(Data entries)
□ □ □ □

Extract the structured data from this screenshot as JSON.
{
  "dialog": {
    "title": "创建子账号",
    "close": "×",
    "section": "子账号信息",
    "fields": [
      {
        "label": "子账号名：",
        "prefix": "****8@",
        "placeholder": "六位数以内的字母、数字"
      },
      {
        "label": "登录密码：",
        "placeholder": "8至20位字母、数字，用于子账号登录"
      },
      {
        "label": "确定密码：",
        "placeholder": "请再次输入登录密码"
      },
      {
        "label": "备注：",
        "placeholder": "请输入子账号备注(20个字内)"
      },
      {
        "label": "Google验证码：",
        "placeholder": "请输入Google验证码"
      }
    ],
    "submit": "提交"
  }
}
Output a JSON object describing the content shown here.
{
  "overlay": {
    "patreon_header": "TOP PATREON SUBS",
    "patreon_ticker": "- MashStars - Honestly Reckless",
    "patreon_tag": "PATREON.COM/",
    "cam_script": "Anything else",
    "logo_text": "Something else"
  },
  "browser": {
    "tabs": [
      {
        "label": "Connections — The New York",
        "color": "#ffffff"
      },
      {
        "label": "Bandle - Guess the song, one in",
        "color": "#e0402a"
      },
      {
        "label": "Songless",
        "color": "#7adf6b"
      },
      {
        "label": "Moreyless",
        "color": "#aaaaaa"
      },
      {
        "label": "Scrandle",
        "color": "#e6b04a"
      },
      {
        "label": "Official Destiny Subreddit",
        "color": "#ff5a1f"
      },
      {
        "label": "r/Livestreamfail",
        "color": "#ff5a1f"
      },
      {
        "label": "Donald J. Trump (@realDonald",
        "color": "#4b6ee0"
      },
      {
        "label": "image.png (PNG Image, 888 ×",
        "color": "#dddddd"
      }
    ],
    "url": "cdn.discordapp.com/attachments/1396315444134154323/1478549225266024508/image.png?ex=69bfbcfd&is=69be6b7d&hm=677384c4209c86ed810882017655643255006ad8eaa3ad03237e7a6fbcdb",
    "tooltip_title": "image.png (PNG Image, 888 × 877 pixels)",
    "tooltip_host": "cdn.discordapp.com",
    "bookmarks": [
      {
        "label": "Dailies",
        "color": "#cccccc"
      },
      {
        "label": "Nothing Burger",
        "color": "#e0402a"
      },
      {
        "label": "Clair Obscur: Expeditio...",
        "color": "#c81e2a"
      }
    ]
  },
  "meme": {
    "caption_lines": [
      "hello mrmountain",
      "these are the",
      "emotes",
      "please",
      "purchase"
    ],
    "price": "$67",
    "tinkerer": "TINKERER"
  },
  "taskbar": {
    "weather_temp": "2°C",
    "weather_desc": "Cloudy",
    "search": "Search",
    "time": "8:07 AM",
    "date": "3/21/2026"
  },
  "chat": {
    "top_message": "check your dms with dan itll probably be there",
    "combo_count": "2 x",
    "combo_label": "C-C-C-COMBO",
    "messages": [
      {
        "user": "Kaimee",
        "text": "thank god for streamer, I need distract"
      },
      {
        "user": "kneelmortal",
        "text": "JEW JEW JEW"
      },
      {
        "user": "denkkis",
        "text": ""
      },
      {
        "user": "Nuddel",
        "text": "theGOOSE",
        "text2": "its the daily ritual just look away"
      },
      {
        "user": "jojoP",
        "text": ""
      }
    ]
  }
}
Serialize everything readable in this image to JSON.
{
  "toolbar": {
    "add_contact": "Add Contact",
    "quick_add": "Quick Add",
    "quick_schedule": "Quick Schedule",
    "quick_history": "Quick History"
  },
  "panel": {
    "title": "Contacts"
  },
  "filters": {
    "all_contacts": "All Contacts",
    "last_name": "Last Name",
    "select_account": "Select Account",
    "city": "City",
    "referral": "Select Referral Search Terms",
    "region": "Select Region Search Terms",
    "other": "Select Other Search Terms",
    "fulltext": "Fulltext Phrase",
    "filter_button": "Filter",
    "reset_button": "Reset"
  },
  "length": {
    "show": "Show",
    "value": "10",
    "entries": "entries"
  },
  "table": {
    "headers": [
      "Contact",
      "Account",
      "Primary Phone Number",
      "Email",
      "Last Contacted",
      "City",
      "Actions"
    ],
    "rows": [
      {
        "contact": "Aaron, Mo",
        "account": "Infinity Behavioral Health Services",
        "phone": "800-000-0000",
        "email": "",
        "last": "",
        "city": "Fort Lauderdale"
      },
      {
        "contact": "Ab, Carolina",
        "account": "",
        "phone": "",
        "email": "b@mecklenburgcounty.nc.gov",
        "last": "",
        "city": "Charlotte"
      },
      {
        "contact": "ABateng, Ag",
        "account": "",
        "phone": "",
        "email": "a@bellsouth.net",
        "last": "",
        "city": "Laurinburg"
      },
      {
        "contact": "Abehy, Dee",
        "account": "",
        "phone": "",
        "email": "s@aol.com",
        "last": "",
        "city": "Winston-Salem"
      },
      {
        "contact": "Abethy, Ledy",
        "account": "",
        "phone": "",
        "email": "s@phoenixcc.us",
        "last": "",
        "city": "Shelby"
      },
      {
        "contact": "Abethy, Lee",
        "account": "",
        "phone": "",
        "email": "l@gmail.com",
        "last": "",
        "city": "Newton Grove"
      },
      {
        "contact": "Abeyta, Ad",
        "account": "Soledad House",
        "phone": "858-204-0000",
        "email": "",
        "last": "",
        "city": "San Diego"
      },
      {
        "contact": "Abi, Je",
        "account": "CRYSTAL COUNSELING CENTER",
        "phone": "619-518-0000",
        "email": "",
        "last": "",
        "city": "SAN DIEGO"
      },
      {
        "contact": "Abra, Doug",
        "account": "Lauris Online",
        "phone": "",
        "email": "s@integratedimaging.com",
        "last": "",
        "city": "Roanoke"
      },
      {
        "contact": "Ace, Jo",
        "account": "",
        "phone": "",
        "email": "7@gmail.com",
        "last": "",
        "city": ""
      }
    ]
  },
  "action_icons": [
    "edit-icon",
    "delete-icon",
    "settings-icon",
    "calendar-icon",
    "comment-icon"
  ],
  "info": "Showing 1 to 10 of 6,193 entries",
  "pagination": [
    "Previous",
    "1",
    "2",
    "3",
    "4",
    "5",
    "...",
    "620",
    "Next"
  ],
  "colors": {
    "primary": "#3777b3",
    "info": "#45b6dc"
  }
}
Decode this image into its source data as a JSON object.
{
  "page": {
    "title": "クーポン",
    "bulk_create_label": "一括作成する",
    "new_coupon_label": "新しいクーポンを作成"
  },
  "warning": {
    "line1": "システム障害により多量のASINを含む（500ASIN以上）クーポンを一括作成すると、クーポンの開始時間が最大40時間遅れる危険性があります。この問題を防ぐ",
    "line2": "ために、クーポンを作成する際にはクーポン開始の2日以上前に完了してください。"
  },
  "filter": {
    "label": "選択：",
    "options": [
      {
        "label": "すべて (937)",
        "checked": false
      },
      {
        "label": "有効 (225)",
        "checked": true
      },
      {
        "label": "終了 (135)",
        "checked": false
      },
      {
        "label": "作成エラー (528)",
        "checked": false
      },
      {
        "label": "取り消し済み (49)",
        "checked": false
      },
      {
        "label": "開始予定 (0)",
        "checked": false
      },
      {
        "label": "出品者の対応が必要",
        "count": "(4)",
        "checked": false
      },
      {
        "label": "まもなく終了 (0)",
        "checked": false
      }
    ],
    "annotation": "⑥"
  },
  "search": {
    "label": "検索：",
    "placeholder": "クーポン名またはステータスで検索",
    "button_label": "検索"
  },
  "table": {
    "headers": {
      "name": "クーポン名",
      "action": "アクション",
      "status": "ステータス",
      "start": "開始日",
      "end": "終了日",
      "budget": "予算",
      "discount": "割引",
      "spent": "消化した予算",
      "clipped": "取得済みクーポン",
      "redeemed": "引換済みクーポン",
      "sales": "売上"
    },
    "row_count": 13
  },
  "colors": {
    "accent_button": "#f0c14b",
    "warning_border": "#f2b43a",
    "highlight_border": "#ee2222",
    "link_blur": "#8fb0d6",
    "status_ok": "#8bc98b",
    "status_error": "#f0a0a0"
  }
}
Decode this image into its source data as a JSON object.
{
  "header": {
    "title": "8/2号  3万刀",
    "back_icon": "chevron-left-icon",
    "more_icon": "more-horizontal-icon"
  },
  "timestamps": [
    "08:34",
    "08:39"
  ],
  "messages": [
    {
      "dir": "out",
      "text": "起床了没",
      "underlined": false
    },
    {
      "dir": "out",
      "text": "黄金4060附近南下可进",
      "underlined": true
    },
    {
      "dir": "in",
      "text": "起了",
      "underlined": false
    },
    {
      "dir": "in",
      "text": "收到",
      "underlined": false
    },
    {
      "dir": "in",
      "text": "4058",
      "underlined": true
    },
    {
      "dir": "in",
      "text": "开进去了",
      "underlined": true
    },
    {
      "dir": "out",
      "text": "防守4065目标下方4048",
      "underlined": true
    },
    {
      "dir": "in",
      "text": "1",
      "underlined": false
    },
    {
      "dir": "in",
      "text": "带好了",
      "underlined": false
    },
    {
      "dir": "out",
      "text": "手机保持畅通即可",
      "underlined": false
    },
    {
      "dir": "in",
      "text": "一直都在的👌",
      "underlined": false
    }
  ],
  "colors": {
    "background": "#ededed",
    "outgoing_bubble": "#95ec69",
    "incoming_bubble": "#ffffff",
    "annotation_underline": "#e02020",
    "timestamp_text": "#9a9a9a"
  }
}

□ □ □ □

* **Task**:
Return each line among the entries that holds the word "user".

* **Finished answer**:
        "user": "Kaimee",
        "user": "kneelmortal",
        "user": "denkkis",
        "user": "Nuddel",
        "user": "jojoP",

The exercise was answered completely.